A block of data
###

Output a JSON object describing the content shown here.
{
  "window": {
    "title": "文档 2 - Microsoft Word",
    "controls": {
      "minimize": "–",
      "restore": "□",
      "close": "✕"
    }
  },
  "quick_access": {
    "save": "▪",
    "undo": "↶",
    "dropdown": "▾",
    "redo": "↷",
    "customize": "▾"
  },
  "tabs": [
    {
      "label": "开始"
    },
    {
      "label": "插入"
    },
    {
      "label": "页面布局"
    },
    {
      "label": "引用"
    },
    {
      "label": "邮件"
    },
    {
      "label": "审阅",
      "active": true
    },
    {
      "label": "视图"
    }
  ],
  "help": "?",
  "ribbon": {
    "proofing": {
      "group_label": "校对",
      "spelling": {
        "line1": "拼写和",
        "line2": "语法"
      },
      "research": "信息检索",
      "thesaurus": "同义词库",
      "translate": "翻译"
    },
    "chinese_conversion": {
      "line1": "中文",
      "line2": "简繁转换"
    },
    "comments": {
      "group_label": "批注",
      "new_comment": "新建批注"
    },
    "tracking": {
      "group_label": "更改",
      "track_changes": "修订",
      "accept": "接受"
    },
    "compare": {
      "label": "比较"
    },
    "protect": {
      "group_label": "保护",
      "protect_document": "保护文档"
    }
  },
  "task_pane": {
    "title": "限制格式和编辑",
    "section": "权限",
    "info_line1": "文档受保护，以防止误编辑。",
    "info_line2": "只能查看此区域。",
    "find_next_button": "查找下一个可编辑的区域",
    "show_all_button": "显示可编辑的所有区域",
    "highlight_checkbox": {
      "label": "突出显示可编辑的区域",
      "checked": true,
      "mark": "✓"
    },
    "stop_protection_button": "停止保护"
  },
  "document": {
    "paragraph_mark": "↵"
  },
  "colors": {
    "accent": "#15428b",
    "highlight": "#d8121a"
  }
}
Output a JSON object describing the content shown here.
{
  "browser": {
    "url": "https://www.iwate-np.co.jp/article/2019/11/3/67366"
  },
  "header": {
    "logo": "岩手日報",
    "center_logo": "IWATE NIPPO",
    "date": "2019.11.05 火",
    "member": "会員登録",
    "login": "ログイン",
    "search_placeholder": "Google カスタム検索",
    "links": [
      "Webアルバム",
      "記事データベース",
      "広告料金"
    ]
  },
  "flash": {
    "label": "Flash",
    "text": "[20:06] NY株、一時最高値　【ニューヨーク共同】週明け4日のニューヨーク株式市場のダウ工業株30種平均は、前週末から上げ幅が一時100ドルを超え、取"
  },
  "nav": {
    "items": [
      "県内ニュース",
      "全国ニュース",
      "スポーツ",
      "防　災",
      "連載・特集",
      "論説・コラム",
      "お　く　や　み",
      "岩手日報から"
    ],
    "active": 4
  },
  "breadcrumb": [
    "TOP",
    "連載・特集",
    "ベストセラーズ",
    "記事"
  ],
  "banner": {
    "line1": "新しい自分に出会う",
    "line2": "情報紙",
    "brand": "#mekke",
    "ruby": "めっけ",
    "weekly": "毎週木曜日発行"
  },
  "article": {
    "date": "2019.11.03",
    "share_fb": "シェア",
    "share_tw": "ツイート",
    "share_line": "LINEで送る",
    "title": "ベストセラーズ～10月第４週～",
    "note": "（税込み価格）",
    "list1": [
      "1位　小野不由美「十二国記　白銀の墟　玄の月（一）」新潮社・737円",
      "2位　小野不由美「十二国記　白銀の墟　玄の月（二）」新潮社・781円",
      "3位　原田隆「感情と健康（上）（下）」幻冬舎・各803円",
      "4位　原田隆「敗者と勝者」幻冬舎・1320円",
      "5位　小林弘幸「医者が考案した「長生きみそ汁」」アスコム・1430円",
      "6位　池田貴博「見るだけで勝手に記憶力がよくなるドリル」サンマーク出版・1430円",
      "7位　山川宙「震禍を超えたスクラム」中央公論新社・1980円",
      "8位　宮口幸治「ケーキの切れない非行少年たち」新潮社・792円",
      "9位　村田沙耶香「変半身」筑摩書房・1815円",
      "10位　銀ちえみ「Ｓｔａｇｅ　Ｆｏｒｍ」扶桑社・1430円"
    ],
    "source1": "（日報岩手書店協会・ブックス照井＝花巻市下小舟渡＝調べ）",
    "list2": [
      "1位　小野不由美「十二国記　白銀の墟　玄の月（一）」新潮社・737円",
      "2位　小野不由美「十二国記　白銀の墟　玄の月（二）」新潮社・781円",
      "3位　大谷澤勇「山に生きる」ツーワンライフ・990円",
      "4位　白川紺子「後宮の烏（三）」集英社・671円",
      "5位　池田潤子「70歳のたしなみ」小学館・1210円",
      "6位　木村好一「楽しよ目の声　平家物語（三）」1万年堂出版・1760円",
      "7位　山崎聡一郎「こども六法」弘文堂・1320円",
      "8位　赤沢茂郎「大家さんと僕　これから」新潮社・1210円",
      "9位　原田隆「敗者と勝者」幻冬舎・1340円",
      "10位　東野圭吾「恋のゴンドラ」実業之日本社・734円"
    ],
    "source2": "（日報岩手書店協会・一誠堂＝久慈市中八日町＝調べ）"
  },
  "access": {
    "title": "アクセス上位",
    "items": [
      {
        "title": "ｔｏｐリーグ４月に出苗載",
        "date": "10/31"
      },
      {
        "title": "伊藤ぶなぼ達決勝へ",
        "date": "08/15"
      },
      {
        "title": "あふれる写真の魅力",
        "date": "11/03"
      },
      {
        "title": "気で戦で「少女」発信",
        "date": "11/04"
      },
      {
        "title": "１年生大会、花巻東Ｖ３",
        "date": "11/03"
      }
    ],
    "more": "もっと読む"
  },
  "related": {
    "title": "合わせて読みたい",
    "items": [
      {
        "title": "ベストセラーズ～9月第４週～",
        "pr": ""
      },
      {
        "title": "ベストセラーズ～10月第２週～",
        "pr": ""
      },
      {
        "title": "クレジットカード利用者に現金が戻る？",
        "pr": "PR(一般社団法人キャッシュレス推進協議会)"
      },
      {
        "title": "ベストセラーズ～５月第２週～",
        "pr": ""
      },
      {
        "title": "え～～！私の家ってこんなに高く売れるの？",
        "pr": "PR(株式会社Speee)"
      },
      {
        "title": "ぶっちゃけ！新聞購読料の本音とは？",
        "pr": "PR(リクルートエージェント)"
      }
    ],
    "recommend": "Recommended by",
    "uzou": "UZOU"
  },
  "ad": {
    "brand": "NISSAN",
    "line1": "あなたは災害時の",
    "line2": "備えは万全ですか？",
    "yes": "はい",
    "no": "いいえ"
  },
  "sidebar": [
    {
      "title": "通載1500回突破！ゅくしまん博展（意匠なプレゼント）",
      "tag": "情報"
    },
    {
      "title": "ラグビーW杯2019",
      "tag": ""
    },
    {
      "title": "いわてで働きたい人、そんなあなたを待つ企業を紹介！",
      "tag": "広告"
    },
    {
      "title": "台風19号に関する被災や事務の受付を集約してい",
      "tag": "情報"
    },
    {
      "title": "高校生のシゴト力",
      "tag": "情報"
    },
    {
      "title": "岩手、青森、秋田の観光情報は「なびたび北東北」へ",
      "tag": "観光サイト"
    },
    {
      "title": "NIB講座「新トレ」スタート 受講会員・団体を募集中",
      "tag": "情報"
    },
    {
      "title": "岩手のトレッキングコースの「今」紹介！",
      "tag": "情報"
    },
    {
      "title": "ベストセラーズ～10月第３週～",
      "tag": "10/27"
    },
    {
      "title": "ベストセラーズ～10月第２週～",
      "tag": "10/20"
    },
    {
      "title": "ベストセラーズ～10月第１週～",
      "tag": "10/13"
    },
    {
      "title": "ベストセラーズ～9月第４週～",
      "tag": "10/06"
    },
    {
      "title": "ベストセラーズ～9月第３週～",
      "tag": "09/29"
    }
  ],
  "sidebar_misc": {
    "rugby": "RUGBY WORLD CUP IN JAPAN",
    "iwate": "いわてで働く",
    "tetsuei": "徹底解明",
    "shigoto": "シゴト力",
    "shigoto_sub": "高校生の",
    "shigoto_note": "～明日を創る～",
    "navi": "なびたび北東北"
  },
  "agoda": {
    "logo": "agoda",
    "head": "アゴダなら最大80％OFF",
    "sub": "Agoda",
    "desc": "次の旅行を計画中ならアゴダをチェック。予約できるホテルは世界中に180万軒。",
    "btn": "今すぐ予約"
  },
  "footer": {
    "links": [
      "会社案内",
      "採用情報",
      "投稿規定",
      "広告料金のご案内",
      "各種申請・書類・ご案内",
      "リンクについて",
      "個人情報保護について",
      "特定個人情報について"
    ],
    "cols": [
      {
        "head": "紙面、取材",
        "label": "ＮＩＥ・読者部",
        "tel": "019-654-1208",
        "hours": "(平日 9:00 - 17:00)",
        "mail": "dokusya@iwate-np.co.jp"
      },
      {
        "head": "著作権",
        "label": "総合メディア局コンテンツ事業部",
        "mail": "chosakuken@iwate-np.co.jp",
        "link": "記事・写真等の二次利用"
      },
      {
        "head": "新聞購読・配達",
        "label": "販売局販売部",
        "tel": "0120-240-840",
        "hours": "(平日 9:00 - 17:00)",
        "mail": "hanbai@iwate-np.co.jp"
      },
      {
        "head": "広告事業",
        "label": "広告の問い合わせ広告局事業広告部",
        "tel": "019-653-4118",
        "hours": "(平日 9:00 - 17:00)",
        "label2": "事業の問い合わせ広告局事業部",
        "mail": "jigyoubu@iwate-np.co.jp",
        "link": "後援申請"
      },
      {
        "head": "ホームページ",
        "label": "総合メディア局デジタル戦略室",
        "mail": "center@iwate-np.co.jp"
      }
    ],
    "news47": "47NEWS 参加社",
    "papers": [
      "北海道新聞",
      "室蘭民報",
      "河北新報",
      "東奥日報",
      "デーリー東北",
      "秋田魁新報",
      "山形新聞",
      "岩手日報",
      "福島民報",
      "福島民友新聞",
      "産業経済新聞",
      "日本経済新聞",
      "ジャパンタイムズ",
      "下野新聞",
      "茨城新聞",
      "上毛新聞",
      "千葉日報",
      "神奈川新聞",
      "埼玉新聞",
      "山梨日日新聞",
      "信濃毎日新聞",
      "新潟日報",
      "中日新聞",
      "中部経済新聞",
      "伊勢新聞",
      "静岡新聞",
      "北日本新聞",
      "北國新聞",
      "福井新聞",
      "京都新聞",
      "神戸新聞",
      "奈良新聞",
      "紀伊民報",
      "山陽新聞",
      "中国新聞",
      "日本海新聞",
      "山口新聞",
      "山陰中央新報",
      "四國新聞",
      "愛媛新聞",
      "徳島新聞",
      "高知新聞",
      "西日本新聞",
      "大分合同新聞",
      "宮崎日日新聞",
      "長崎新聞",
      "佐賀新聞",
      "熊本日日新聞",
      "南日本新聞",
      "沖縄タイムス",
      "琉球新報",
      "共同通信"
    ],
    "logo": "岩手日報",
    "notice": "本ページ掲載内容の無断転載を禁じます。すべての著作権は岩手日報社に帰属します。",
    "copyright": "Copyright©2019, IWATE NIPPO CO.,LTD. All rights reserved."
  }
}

###

● **TASK TO CARRY OUT**
Pull every line containing "日報岩手書店協会" out of the records.

● **OUTPUT OF THE TASK**
    "source1": "（日報岩手書店協会・ブックス照井＝花巻市下小舟渡＝調べ）",
    "source2": "（日報岩手書店協会・一誠堂＝久慈市中八日町＝調べ）"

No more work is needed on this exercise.